AIM:
Repeat the entries below exactly as they appear, with no pictures.

EXERCISE INPUTS:
·····

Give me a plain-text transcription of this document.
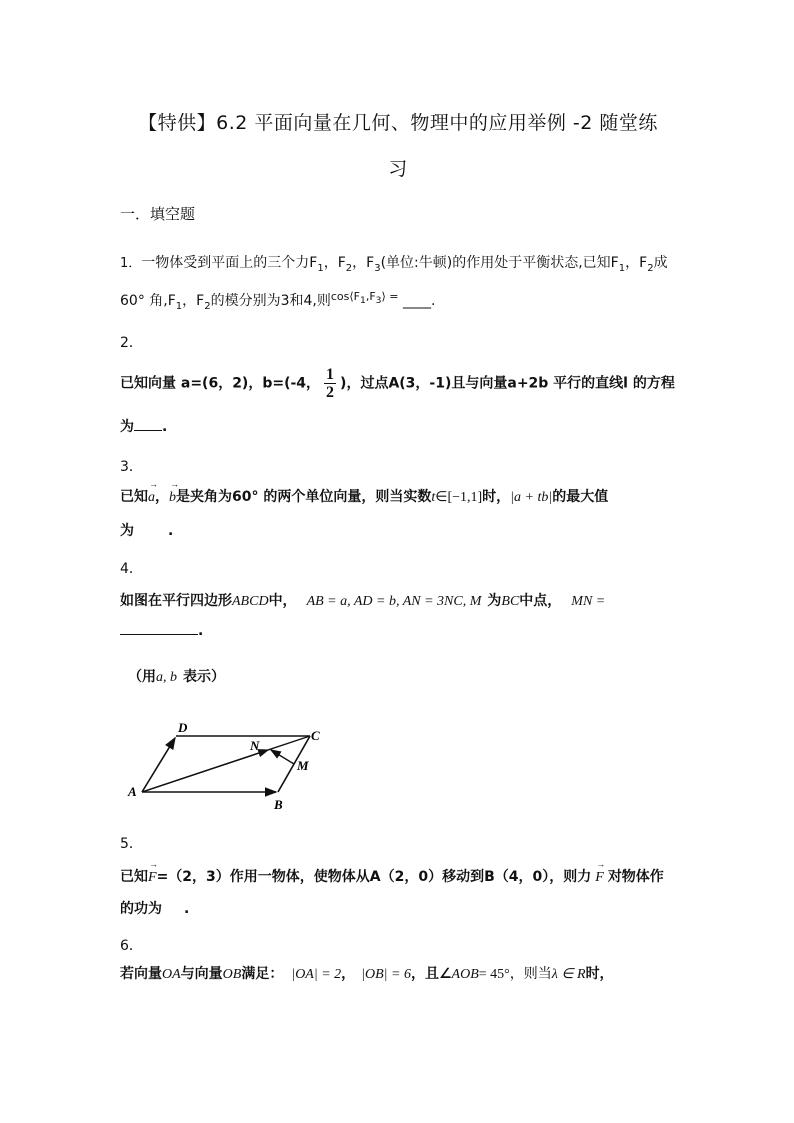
【特供】6.2 平面向量在几何、物理中的应用举例 -2 随堂练
习
一．填空题
1．一物体受到平面上的三个力$F_1$，$F_2$，$F_3$(单位:牛顿)的作用处于平衡状态,已知$F_1$，$F_2$成
60° 角$,F_1$，$F_2$的模分别为3和4,则$^{cos⟨F_1,F_3⟩ =}$ ____.
2．
已知向量 a=(6，2)，b=(-4， $\frac{1}{2}$ )，过点A(3，-1)且与向量a+2b 平行的直线l 的方程
为 .
3．
已知→ a，→ b是夹角为60° 的两个单位向量，则当实数t∈[−1,1]时，|a + tb|的最大值
为 .
4．
如图在平行四边形ABCD中， AB = a, AD = b, AN = 3NC, M 为BC中点， MN =
.
（用a, b 表示）
A
B
C
D
N
M
5．
已知→ F=（2，3）作用一物体，使物体从A（2，0）移动到B（4，0），则力→ F 对物体作
的功为 .
6．
若向量OA与向量OB满足： |OA| = 2， |OB| = 6，且∠AOB= 45°，则当λ ∈ R时，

·····

FULL ANSWER:
Give me a plain-text transcription of this document.
【特供】6.2 平面向量在几何、物理中的应用举例 -2 随堂练
习
一．填空题
1．一物体受到平面上的三个力$F_1$，$F_2$，$F_3$(单位:牛顿)的作用处于平衡状态,已知$F_1$，$F_2$成
60° 角$,F_1$，$F_2$的模分别为3和4,则$^{cos⟨F_1,F_3⟩ =}$ ____.
2．
已知向量 a=(6，2)，b=(-4， $\frac{1}{2}$ )，过点A(3，-1)且与向量a+2b 平行的直线l 的方程
为 .
3．
已知→ a，→ b是夹角为60° 的两个单位向量，则当实数t∈[−1,1]时，|a + tb|的最大值
为 .
4．
如图在平行四边形ABCD中， AB = a, AD = b, AN = 3NC, M 为BC中点， MN =
.
（用a, b 表示）
A
B
C
D
N
M
5．
已知→ F=（2，3）作用一物体，使物体从A（2，0）移动到B（4，0），则力→ F 对物体作
的功为 .
6．
若向量OA与向量OB满足： |OA| = 2， |OB| = 6，且∠AOB= 45°，则当λ ∈ R时，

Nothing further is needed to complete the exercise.